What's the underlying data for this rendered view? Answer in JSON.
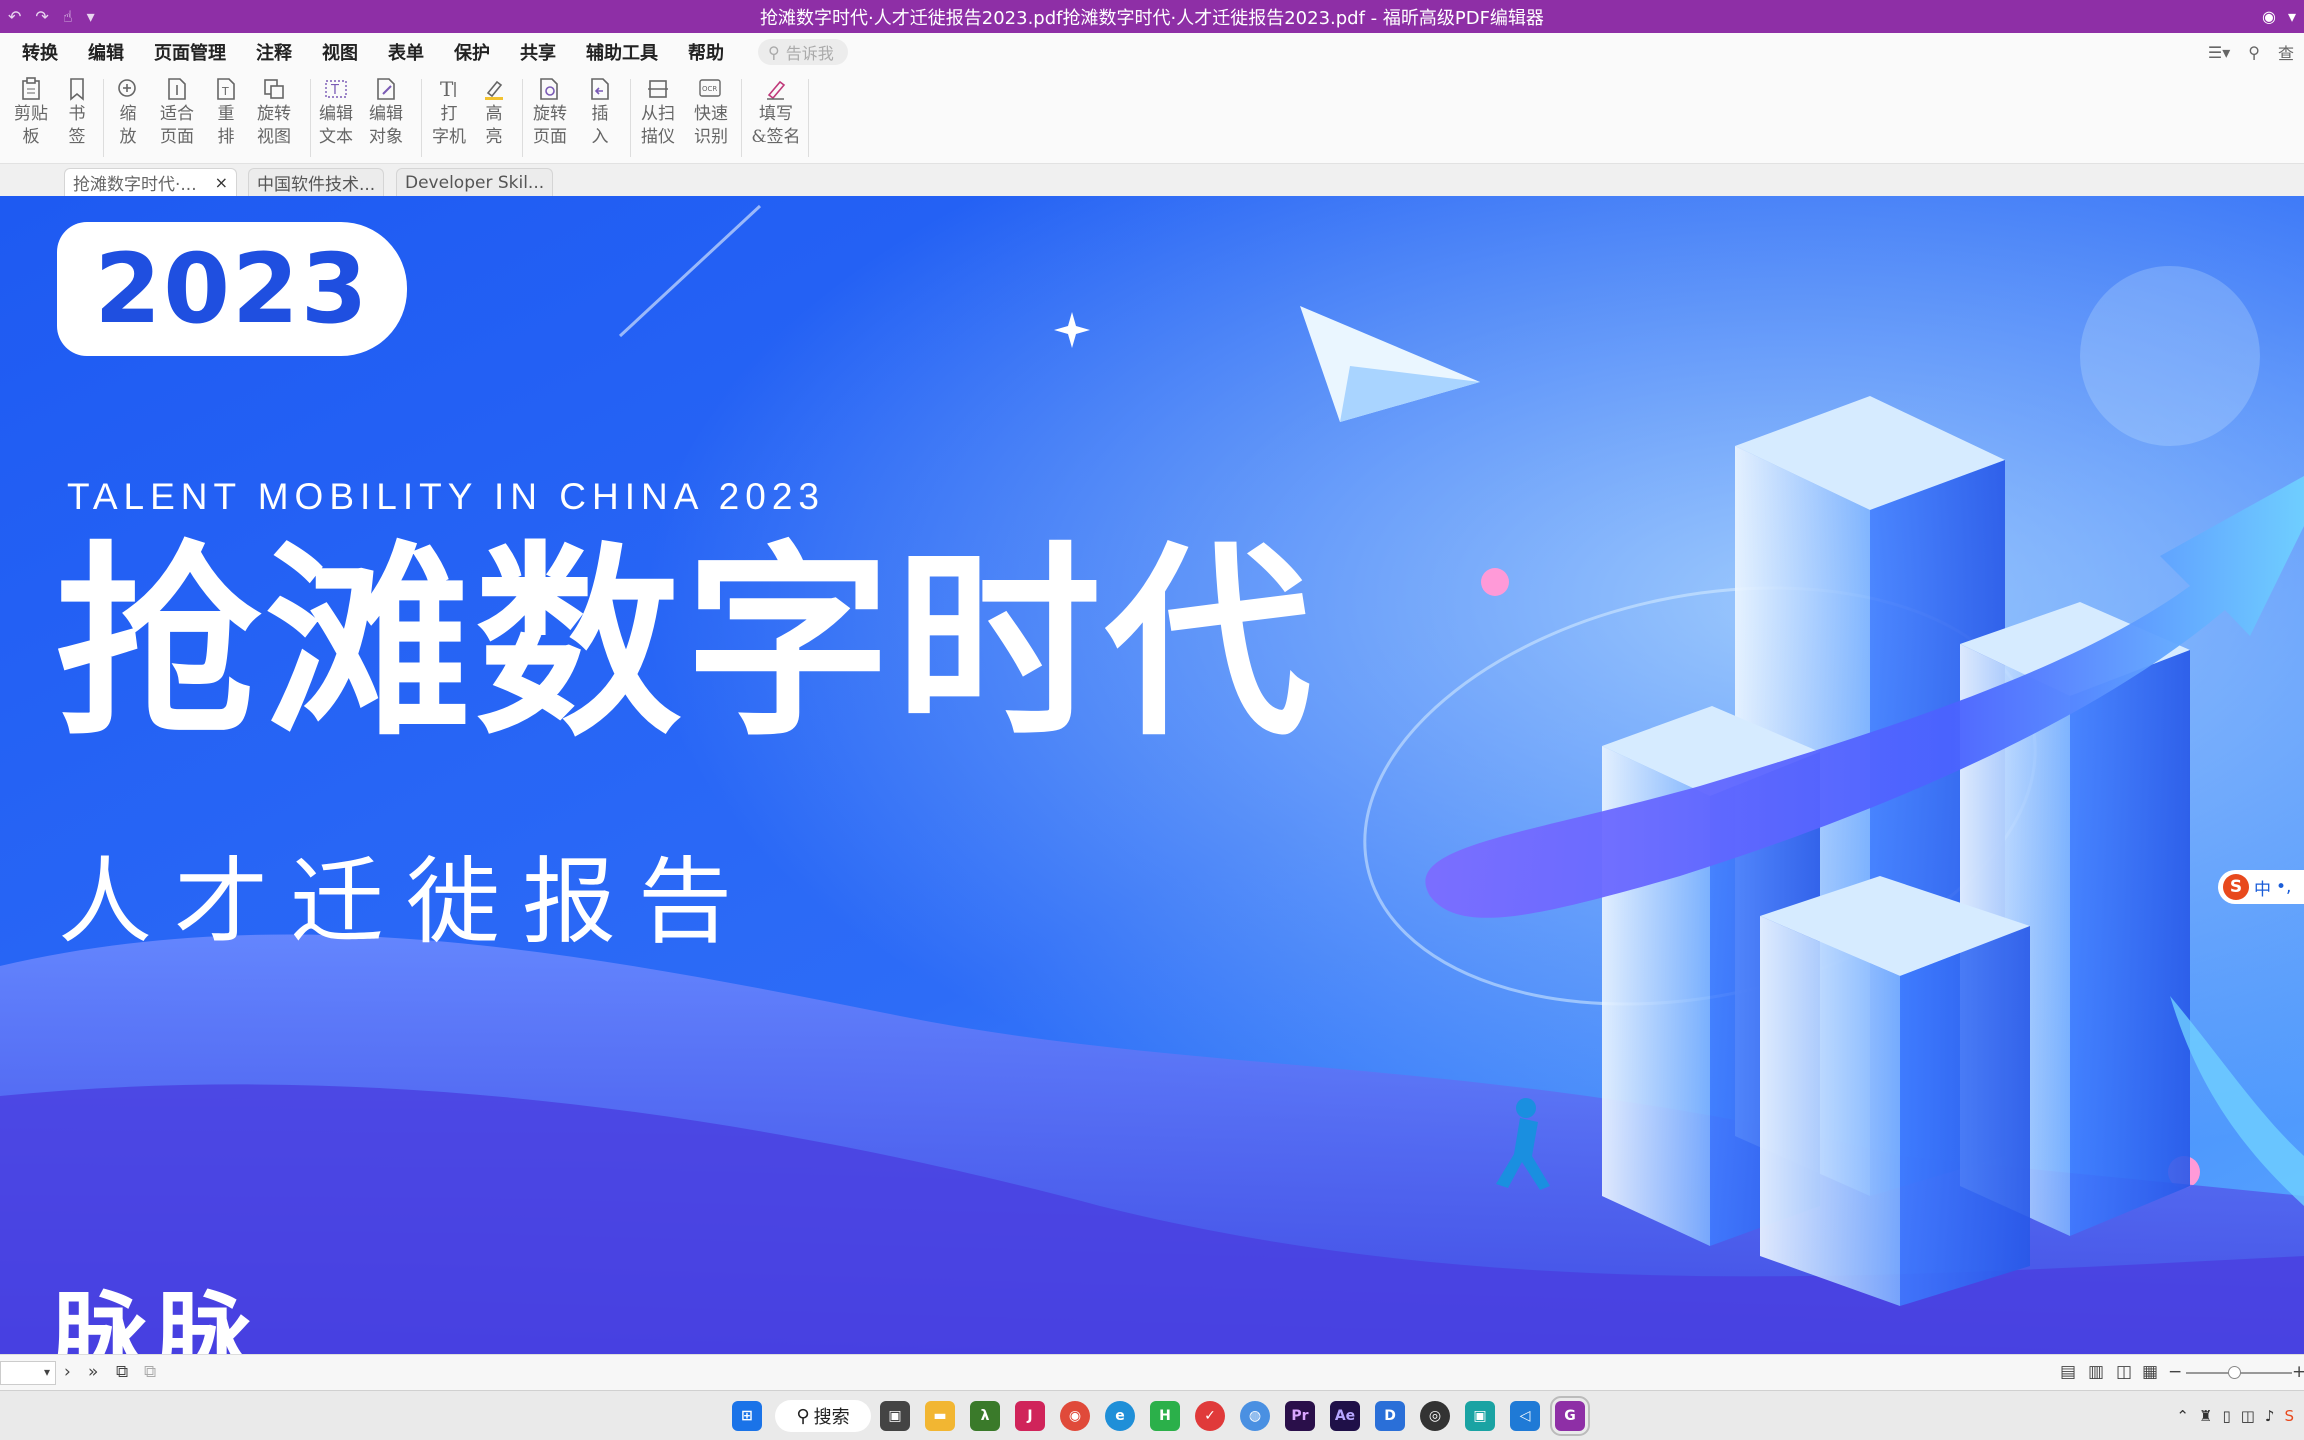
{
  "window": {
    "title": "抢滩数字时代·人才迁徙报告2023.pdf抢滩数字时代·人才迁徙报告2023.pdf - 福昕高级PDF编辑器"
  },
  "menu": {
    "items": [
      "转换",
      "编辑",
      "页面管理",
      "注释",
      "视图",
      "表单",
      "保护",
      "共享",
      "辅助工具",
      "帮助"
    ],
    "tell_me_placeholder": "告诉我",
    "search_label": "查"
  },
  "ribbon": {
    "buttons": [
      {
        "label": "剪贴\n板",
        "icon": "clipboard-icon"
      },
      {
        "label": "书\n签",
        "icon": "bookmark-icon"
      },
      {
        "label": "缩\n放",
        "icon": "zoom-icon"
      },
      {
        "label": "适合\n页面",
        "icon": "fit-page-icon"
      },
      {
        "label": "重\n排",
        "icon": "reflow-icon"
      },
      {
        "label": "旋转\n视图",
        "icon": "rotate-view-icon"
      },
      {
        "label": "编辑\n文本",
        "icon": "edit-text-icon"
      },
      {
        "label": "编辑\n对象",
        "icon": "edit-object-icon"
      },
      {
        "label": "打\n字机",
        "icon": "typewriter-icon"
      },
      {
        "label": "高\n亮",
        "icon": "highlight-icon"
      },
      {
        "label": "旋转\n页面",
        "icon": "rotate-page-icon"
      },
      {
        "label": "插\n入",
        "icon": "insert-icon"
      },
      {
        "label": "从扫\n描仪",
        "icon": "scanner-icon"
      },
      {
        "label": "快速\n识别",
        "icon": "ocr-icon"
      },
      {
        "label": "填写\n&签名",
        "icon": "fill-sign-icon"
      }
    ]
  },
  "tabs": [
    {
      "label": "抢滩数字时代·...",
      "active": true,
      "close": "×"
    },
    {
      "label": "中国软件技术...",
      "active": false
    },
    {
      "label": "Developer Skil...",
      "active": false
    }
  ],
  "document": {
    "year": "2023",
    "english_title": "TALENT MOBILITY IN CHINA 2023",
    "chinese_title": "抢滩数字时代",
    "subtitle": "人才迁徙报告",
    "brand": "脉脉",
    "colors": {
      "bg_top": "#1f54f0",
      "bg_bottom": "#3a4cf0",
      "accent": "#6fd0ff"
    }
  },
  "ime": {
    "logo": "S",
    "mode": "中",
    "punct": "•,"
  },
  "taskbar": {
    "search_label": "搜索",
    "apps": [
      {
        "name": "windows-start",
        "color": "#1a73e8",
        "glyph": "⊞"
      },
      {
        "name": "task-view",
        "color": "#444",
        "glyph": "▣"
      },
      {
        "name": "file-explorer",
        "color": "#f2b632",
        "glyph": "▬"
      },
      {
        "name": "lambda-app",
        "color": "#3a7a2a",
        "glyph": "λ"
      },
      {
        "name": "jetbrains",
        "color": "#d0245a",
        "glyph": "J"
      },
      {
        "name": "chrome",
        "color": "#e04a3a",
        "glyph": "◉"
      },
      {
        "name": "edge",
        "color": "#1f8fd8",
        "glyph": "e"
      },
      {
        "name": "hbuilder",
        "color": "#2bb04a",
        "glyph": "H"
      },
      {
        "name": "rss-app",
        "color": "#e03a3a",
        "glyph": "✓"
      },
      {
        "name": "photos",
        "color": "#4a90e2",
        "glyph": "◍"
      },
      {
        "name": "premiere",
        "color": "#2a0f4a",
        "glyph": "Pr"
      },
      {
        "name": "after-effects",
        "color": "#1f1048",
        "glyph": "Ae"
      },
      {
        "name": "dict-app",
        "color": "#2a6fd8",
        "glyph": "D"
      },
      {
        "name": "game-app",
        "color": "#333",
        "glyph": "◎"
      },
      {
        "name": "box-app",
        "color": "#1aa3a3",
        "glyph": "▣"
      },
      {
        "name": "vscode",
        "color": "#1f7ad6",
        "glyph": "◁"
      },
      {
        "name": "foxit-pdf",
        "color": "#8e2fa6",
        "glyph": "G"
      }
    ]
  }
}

· · · · ·

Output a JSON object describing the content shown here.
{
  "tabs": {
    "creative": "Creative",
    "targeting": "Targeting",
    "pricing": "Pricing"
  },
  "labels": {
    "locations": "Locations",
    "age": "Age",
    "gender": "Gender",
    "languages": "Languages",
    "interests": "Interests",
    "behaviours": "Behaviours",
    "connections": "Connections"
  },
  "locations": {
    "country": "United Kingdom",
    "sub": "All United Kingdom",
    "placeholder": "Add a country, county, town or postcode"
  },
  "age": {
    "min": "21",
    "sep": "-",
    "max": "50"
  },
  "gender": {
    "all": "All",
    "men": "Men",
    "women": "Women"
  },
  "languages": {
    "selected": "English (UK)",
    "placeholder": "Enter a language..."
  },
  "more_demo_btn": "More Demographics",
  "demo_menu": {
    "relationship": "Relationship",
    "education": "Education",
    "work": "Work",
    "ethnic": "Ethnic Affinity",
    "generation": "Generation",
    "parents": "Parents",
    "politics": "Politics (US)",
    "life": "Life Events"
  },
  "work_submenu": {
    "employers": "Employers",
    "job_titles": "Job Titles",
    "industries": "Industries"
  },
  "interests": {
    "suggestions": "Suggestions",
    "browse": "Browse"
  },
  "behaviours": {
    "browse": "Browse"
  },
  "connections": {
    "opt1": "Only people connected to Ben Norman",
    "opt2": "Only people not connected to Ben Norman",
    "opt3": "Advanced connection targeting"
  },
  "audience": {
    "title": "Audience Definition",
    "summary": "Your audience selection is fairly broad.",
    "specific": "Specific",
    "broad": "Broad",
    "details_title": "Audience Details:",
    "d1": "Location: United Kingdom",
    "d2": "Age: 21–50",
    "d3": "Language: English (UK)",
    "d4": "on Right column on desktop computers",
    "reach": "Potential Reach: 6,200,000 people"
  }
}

· · · · ·

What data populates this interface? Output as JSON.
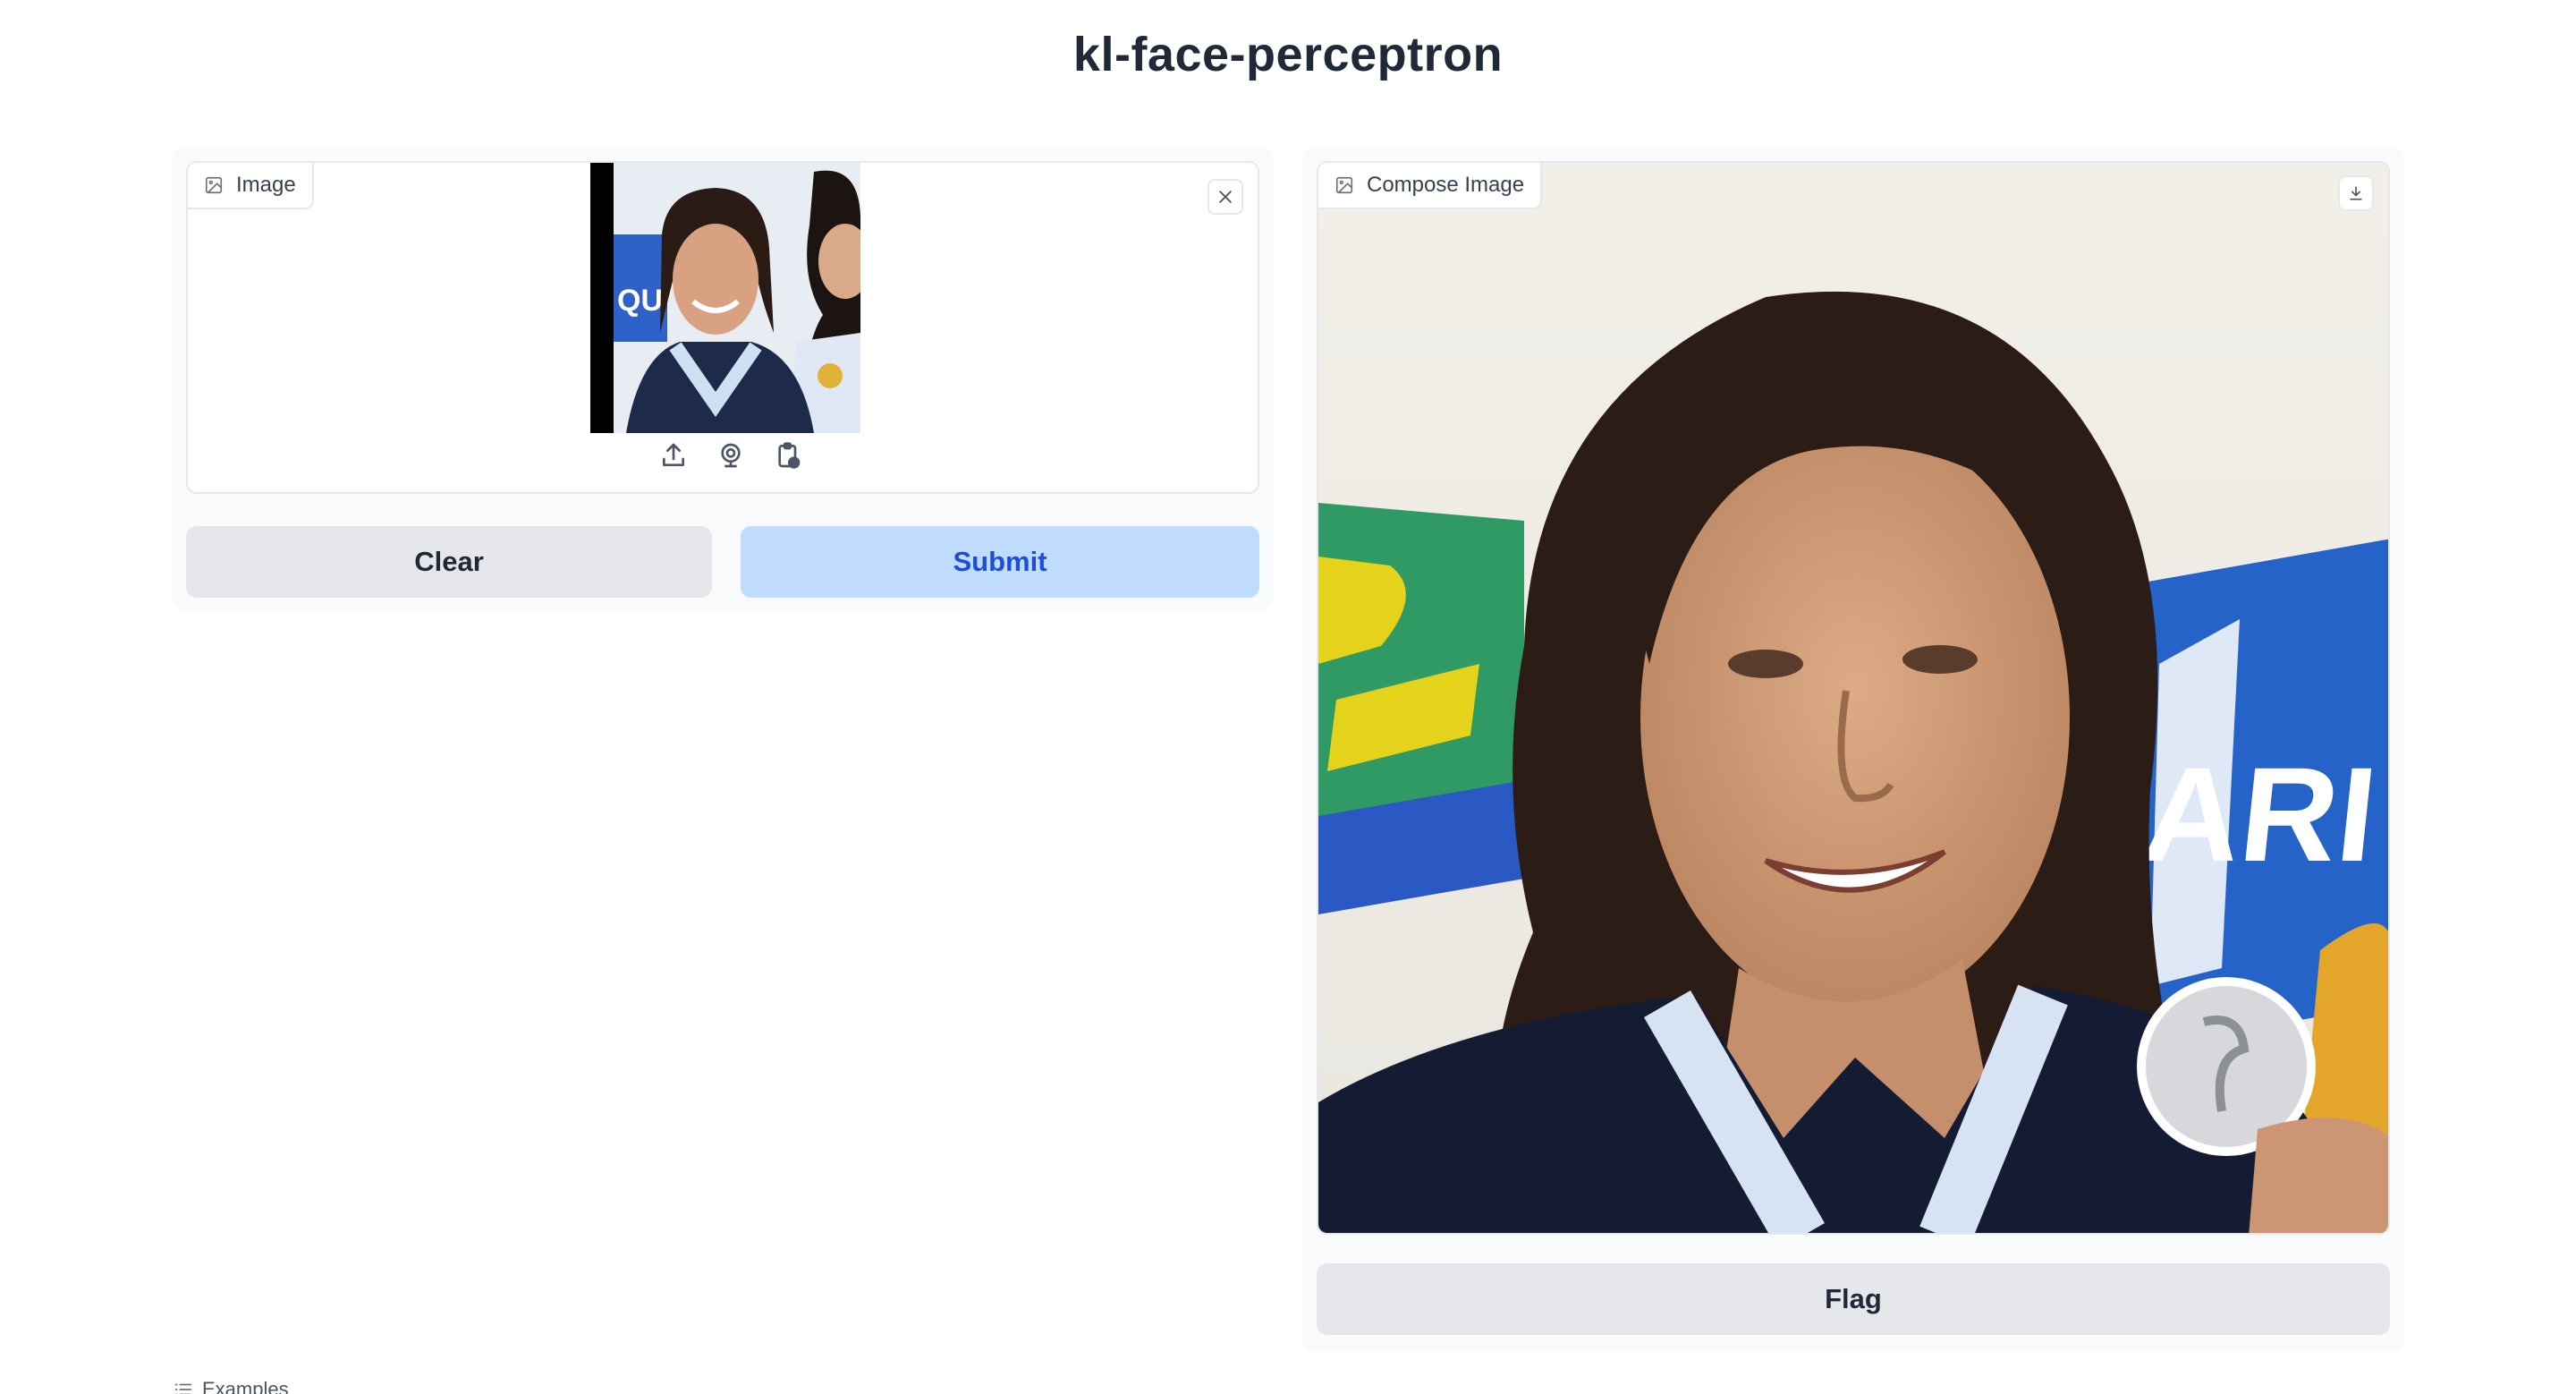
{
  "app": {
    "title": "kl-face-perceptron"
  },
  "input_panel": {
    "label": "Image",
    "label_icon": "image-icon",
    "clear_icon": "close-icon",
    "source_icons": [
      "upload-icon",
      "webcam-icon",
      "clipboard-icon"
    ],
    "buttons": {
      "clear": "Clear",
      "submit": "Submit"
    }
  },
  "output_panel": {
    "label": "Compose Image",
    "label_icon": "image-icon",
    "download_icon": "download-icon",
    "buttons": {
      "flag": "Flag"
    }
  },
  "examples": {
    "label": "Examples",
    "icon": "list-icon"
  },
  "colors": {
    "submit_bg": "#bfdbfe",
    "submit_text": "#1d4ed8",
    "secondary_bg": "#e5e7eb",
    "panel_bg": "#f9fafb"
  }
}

· · · · ·

What the task asks —
Where a line above contains the string "connected", copy that line.

Exercise answer —
    "opt1": "Only people connected to Ben Norman",
    "opt2": "Only people not connected to Ben Norman",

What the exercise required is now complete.